*INFORMATION PROVIDED*
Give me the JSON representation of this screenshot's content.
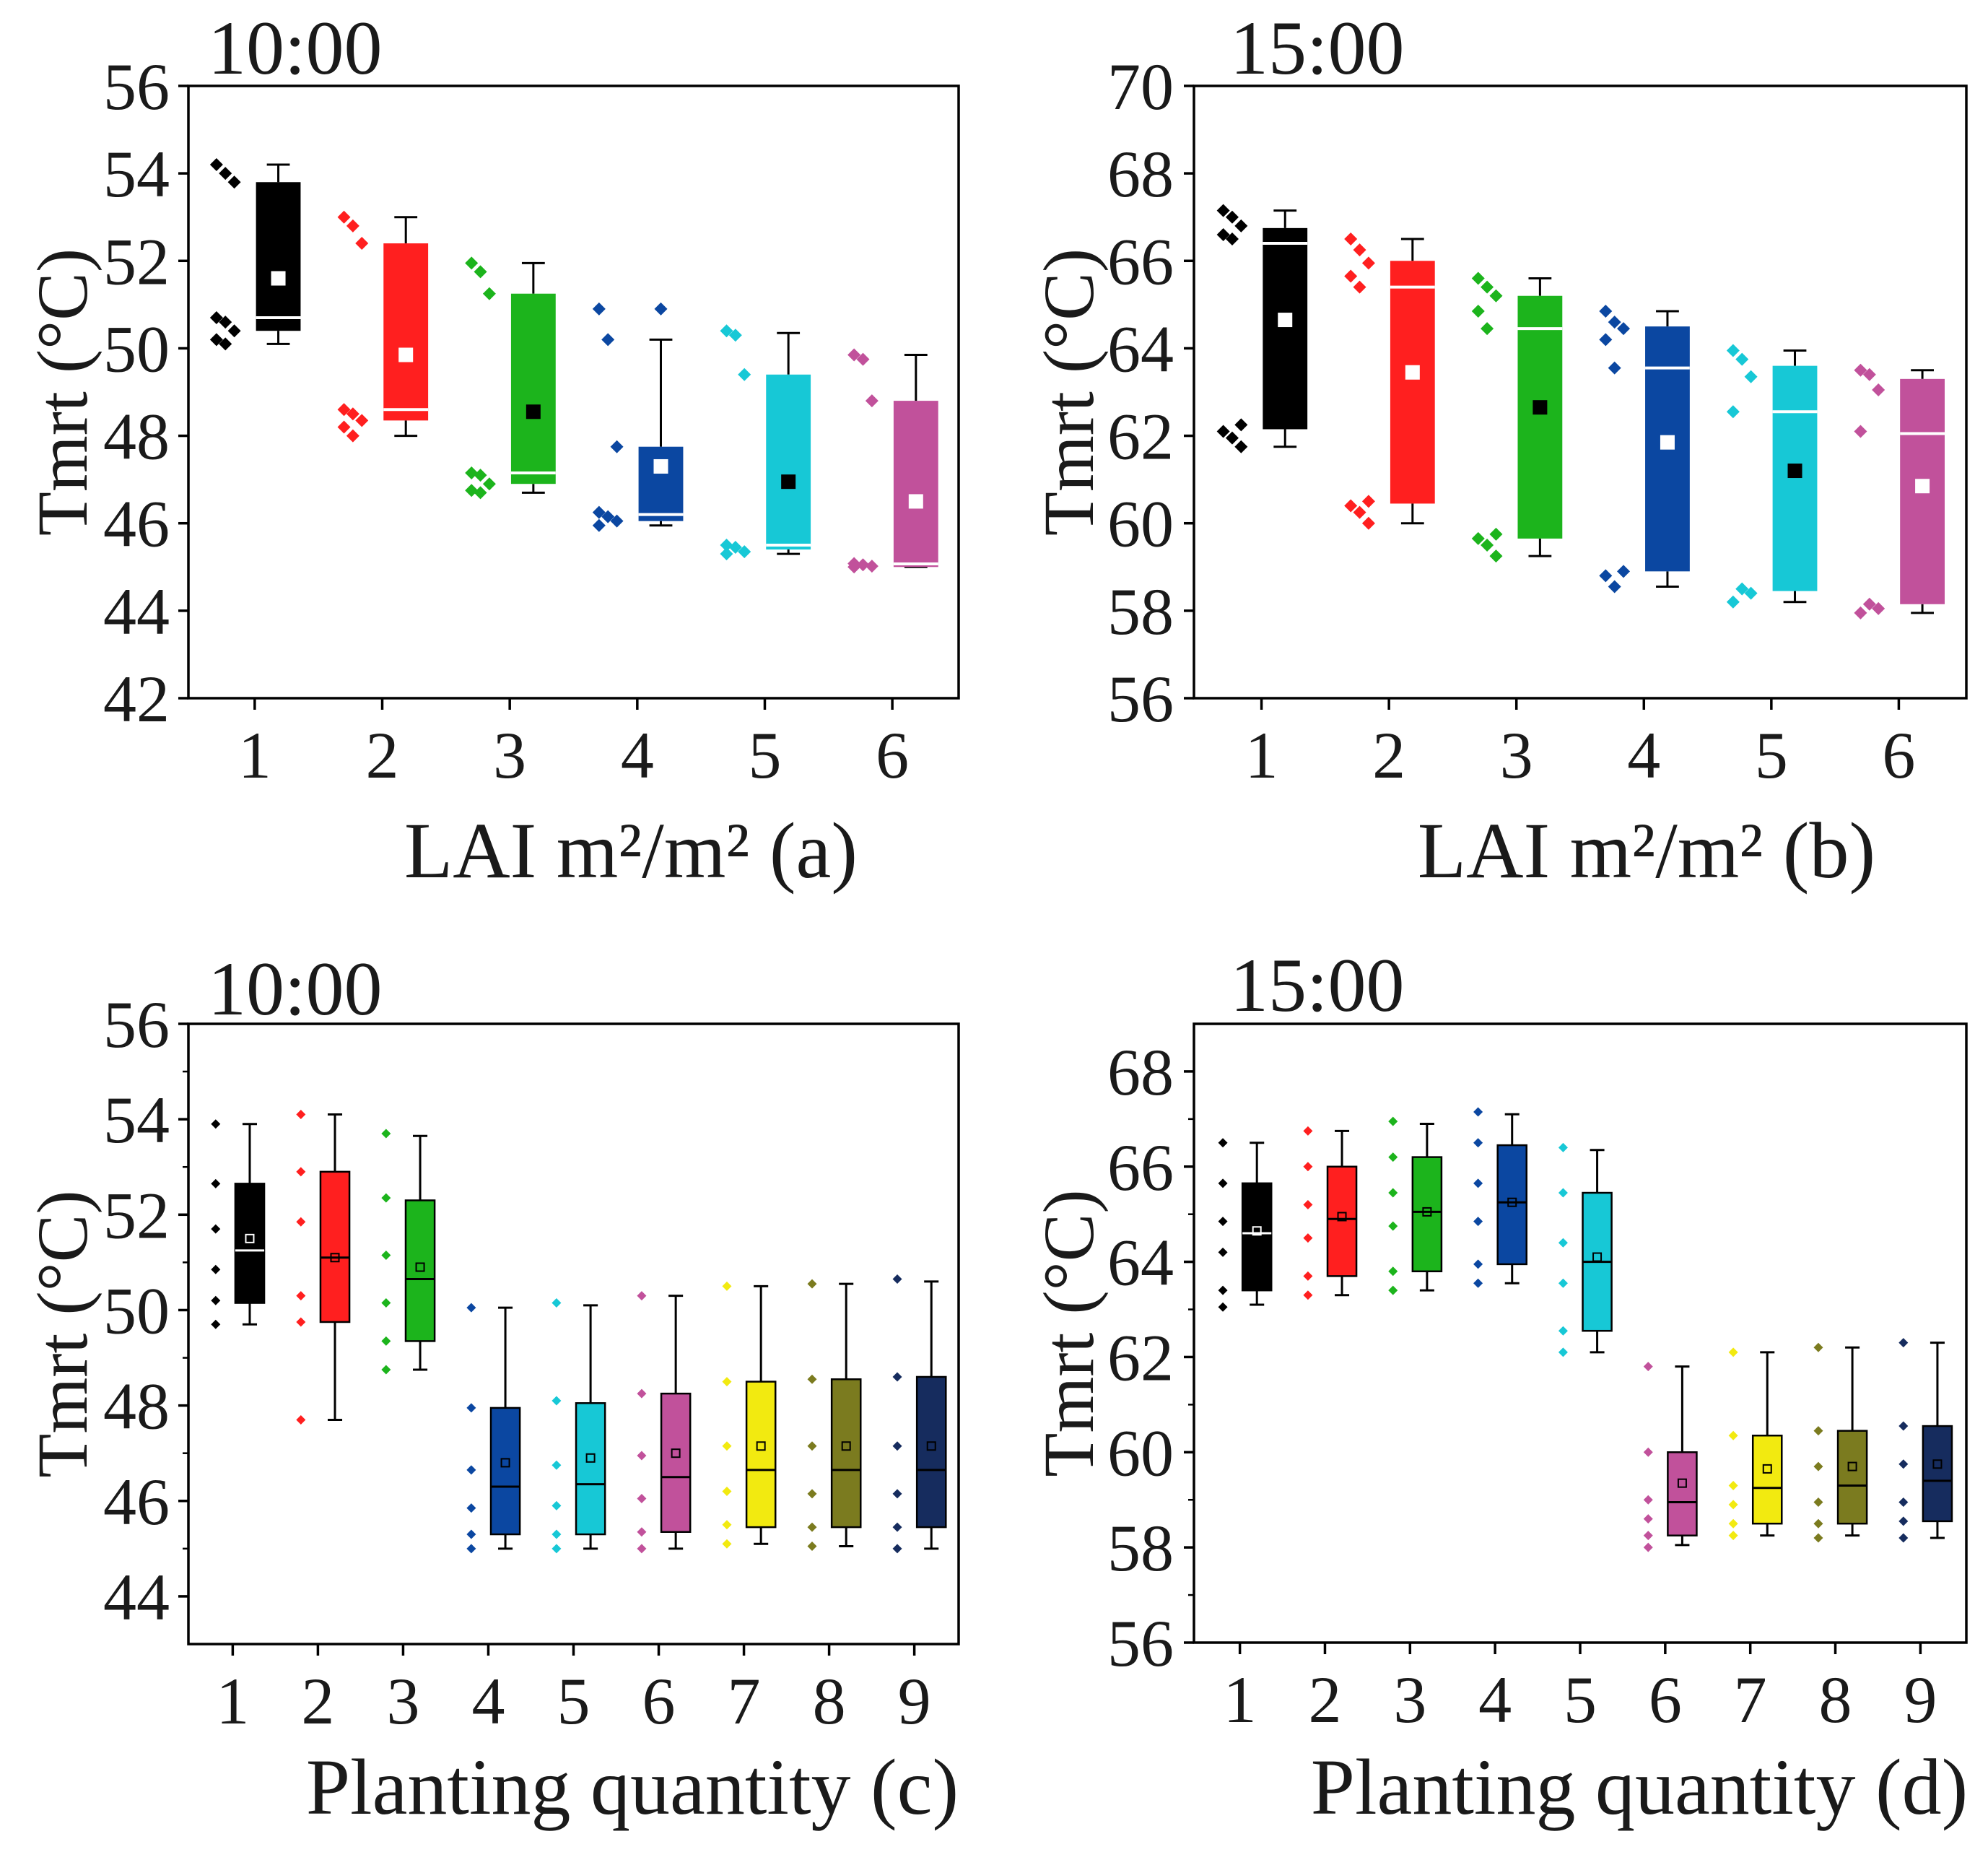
{
  "chart_data": [
    {
      "type": "box",
      "title": "10:00",
      "xlabel": "LAI m²/m² (a)",
      "ylabel": "Tmrt (°C)",
      "categories": [
        "1",
        "2",
        "3",
        "4",
        "5",
        "6"
      ],
      "ylim": [
        42,
        56
      ],
      "yticks": [
        42,
        44,
        46,
        48,
        50,
        52,
        54,
        56
      ],
      "colors": [
        "#000000",
        "#FF1F1F",
        "#1CB41C",
        "#0B47A1",
        "#17C8D6",
        "#C1519B"
      ],
      "median_colors": [
        "#FFFFFF",
        "#FFFFFF",
        "#FFFFFF",
        "#FFFFFF",
        "#FFFFFF",
        "#FFFFFF"
      ],
      "mean_marker_colors": [
        "#FFFFFF",
        "#FFFFFF",
        "#000000",
        "#FFFFFF",
        "#000000",
        "#FFFFFF"
      ],
      "series": [
        {
          "min": 50.1,
          "q1": 50.4,
          "median": 50.7,
          "q3": 53.8,
          "max": 54.2,
          "mean": 51.6,
          "outliers": [],
          "points": [
            54.2,
            54.0,
            53.8,
            50.7,
            50.6,
            50.4,
            50.2,
            50.1
          ]
        },
        {
          "min": 48.0,
          "q1": 48.35,
          "median": 48.6,
          "q3": 52.4,
          "max": 53.0,
          "mean": 49.85,
          "outliers": [],
          "points": [
            53.0,
            52.8,
            52.4,
            48.6,
            48.5,
            48.35,
            48.2,
            48.0
          ]
        },
        {
          "min": 46.7,
          "q1": 46.9,
          "median": 47.15,
          "q3": 51.25,
          "max": 51.95,
          "mean": 48.55,
          "outliers": [],
          "points": [
            51.95,
            51.75,
            51.25,
            47.15,
            47.1,
            46.9,
            46.75,
            46.7
          ]
        },
        {
          "min": 45.95,
          "q1": 46.05,
          "median": 46.2,
          "q3": 47.75,
          "max": 50.2,
          "mean": 47.3,
          "outliers": [
            50.9
          ],
          "points": [
            50.9,
            50.2,
            47.75,
            46.25,
            46.15,
            46.05,
            45.95
          ]
        },
        {
          "min": 45.3,
          "q1": 45.4,
          "median": 45.5,
          "q3": 49.4,
          "max": 50.35,
          "mean": 46.95,
          "outliers": [],
          "points": [
            50.4,
            50.3,
            49.4,
            45.5,
            45.45,
            45.35,
            45.3
          ]
        },
        {
          "min": 45.0,
          "q1": 45.0,
          "median": 45.07,
          "q3": 48.8,
          "max": 49.85,
          "mean": 46.5,
          "outliers": [],
          "points": [
            49.85,
            49.75,
            48.8,
            45.08,
            45.05,
            45.02,
            45.0
          ]
        }
      ]
    },
    {
      "type": "box",
      "title": "15:00",
      "xlabel": "LAI m²/m² (b)",
      "ylabel": "Tmrt (°C)",
      "categories": [
        "1",
        "2",
        "3",
        "4",
        "5",
        "6"
      ],
      "ylim": [
        56,
        70
      ],
      "yticks": [
        56,
        58,
        60,
        62,
        64,
        66,
        68,
        70
      ],
      "colors": [
        "#000000",
        "#FF1F1F",
        "#1CB41C",
        "#0B47A1",
        "#17C8D6",
        "#C1519B"
      ],
      "median_colors": [
        "#FFFFFF",
        "#FFFFFF",
        "#FFFFFF",
        "#FFFFFF",
        "#FFFFFF",
        "#FFFFFF"
      ],
      "mean_marker_colors": [
        "#FFFFFF",
        "#FFFFFF",
        "#000000",
        "#FFFFFF",
        "#000000",
        "#FFFFFF"
      ],
      "series": [
        {
          "min": 61.75,
          "q1": 62.15,
          "median": 66.4,
          "q3": 66.75,
          "max": 67.15,
          "mean": 64.65,
          "outliers": [],
          "points": [
            67.15,
            67.0,
            66.8,
            66.6,
            66.5,
            62.25,
            62.1,
            61.95,
            61.75
          ]
        },
        {
          "min": 60.0,
          "q1": 60.45,
          "median": 65.4,
          "q3": 66.0,
          "max": 66.5,
          "mean": 63.45,
          "outliers": [],
          "points": [
            66.5,
            66.25,
            65.95,
            65.65,
            65.4,
            60.5,
            60.4,
            60.25,
            60.0
          ]
        },
        {
          "min": 59.25,
          "q1": 59.65,
          "median": 64.45,
          "q3": 65.2,
          "max": 65.6,
          "mean": 62.65,
          "outliers": [],
          "points": [
            65.6,
            65.4,
            65.2,
            64.85,
            64.45,
            59.75,
            59.65,
            59.5,
            59.25
          ]
        },
        {
          "min": 58.55,
          "q1": 58.9,
          "median": 63.55,
          "q3": 64.5,
          "max": 64.85,
          "mean": 61.85,
          "outliers": [],
          "points": [
            64.85,
            64.6,
            64.45,
            64.2,
            63.55,
            58.9,
            58.8,
            58.55
          ]
        },
        {
          "min": 58.2,
          "q1": 58.45,
          "median": 62.55,
          "q3": 63.6,
          "max": 63.95,
          "mean": 61.2,
          "outliers": [],
          "points": [
            63.95,
            63.75,
            63.35,
            62.55,
            58.5,
            58.4,
            58.2
          ]
        },
        {
          "min": 57.95,
          "q1": 58.15,
          "median": 62.05,
          "q3": 63.3,
          "max": 63.5,
          "mean": 60.85,
          "outliers": [],
          "points": [
            63.5,
            63.4,
            63.05,
            62.1,
            58.15,
            58.05,
            57.95
          ]
        }
      ]
    },
    {
      "type": "box",
      "title": "10:00",
      "xlabel": "Planting quantity (c)",
      "ylabel": "Tmrt (°C)",
      "categories": [
        "1",
        "2",
        "3",
        "4",
        "5",
        "6",
        "7",
        "8",
        "9"
      ],
      "ylim": [
        43,
        56
      ],
      "yticks": [
        44,
        46,
        48,
        50,
        52,
        54,
        56
      ],
      "colors": [
        "#000000",
        "#FF1F1F",
        "#1CB41C",
        "#0B47A1",
        "#17C8D6",
        "#C1519B",
        "#F2EA10",
        "#7B7B1F",
        "#162C5E"
      ],
      "median_colors": [
        "#FFFFFF",
        "#000000",
        "#000000",
        "#000000",
        "#000000",
        "#000000",
        "#000000",
        "#000000",
        "#000000"
      ],
      "mean_marker_colors": [
        "#FFFFFF",
        "#000000",
        "#000000",
        "#000000",
        "#000000",
        "#000000",
        "#000000",
        "#000000",
        "#000000"
      ],
      "series": [
        {
          "min": 49.7,
          "q1": 50.15,
          "median": 51.25,
          "q3": 52.65,
          "max": 53.9,
          "mean": 51.5,
          "outliers": [],
          "points": [
            53.9,
            52.65,
            51.7,
            50.85,
            50.2,
            49.7
          ]
        },
        {
          "min": 47.7,
          "q1": 49.75,
          "median": 51.1,
          "q3": 52.9,
          "max": 54.1,
          "mean": 51.1,
          "outliers": [],
          "points": [
            54.1,
            52.9,
            51.85,
            50.3,
            49.75,
            47.7
          ]
        },
        {
          "min": 48.75,
          "q1": 49.35,
          "median": 50.65,
          "q3": 52.3,
          "max": 53.65,
          "mean": 50.9,
          "outliers": [],
          "points": [
            53.7,
            52.35,
            51.15,
            50.15,
            49.35,
            48.75
          ]
        },
        {
          "min": 45.0,
          "q1": 45.3,
          "median": 46.3,
          "q3": 47.95,
          "max": 50.05,
          "mean": 46.8,
          "outliers": [],
          "points": [
            50.05,
            47.95,
            46.65,
            45.85,
            45.3,
            45.0
          ]
        },
        {
          "min": 45.0,
          "q1": 45.3,
          "median": 46.35,
          "q3": 48.05,
          "max": 50.1,
          "mean": 46.9,
          "outliers": [],
          "points": [
            50.15,
            48.1,
            46.75,
            45.9,
            45.3,
            45.0
          ]
        },
        {
          "min": 45.0,
          "q1": 45.35,
          "median": 46.5,
          "q3": 48.25,
          "max": 50.3,
          "mean": 47.0,
          "outliers": [],
          "points": [
            50.3,
            48.25,
            46.95,
            46.05,
            45.35,
            45.0
          ]
        },
        {
          "min": 45.1,
          "q1": 45.45,
          "median": 46.65,
          "q3": 48.5,
          "max": 50.5,
          "mean": 47.15,
          "outliers": [],
          "points": [
            50.5,
            48.5,
            47.15,
            46.2,
            45.5,
            45.1
          ]
        },
        {
          "min": 45.05,
          "q1": 45.45,
          "median": 46.65,
          "q3": 48.55,
          "max": 50.55,
          "mean": 47.15,
          "outliers": [],
          "points": [
            50.55,
            48.55,
            47.15,
            46.15,
            45.45,
            45.05
          ]
        },
        {
          "min": 45.0,
          "q1": 45.45,
          "median": 46.65,
          "q3": 48.6,
          "max": 50.6,
          "mean": 47.15,
          "outliers": [],
          "points": [
            50.65,
            48.6,
            47.15,
            46.15,
            45.45,
            45.0
          ]
        }
      ]
    },
    {
      "type": "box",
      "title": "15:00",
      "xlabel": "Planting quantity (d)",
      "ylabel": "Tmrt (°C)",
      "categories": [
        "1",
        "2",
        "3",
        "4",
        "5",
        "6",
        "7",
        "8",
        "9"
      ],
      "ylim": [
        56,
        69
      ],
      "yticks": [
        56,
        58,
        60,
        62,
        64,
        66,
        68
      ],
      "colors": [
        "#000000",
        "#FF1F1F",
        "#1CB41C",
        "#0B47A1",
        "#17C8D6",
        "#C1519B",
        "#F2EA10",
        "#7B7B1F",
        "#162C5E"
      ],
      "median_colors": [
        "#FFFFFF",
        "#000000",
        "#000000",
        "#000000",
        "#000000",
        "#000000",
        "#000000",
        "#000000",
        "#000000"
      ],
      "mean_marker_colors": [
        "#FFFFFF",
        "#000000",
        "#000000",
        "#000000",
        "#000000",
        "#000000",
        "#000000",
        "#000000",
        "#000000"
      ],
      "series": [
        {
          "min": 63.1,
          "q1": 63.4,
          "median": 64.6,
          "q3": 65.65,
          "max": 66.5,
          "mean": 64.65,
          "outliers": [],
          "points": [
            66.5,
            65.65,
            64.85,
            64.2,
            63.4,
            63.05
          ]
        },
        {
          "min": 63.3,
          "q1": 63.7,
          "median": 64.9,
          "q3": 66.0,
          "max": 66.75,
          "mean": 64.95,
          "outliers": [],
          "points": [
            66.75,
            66.0,
            65.2,
            64.5,
            63.7,
            63.3
          ]
        },
        {
          "min": 63.4,
          "q1": 63.8,
          "median": 65.05,
          "q3": 66.2,
          "max": 66.9,
          "mean": 65.05,
          "outliers": [],
          "points": [
            66.95,
            66.2,
            65.45,
            64.75,
            63.8,
            63.4
          ]
        },
        {
          "min": 63.55,
          "q1": 63.95,
          "median": 65.25,
          "q3": 66.45,
          "max": 67.1,
          "mean": 65.25,
          "outliers": [],
          "points": [
            67.15,
            66.5,
            65.65,
            64.85,
            63.95,
            63.55
          ]
        },
        {
          "min": 62.1,
          "q1": 62.55,
          "median": 64.0,
          "q3": 65.45,
          "max": 66.35,
          "mean": 64.1,
          "outliers": [],
          "points": [
            66.4,
            65.45,
            64.4,
            63.55,
            62.55,
            62.1
          ]
        },
        {
          "min": 58.05,
          "q1": 58.25,
          "median": 58.95,
          "q3": 60.0,
          "max": 61.8,
          "mean": 59.35,
          "outliers": [],
          "points": [
            61.8,
            60.0,
            59.0,
            58.6,
            58.25,
            58.0
          ]
        },
        {
          "min": 58.25,
          "q1": 58.5,
          "median": 59.25,
          "q3": 60.35,
          "max": 62.1,
          "mean": 59.65,
          "outliers": [],
          "points": [
            62.1,
            60.35,
            59.3,
            58.9,
            58.5,
            58.25
          ]
        },
        {
          "min": 58.25,
          "q1": 58.5,
          "median": 59.3,
          "q3": 60.45,
          "max": 62.2,
          "mean": 59.7,
          "outliers": [],
          "points": [
            62.2,
            60.45,
            59.7,
            58.95,
            58.5,
            58.2
          ]
        },
        {
          "min": 58.2,
          "q1": 58.55,
          "median": 59.4,
          "q3": 60.55,
          "max": 62.3,
          "mean": 59.75,
          "outliers": [],
          "points": [
            62.3,
            60.55,
            59.75,
            58.95,
            58.55,
            58.2
          ]
        }
      ]
    }
  ]
}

*WHAT YOU WILL DO*
List the lines of the material in which the word "Planting" occurs.

*SOLUTION FOR THIS PROBLEM*
      "xlabel": "Planting quantity (c)",
      "xlabel": "Planting quantity (d)",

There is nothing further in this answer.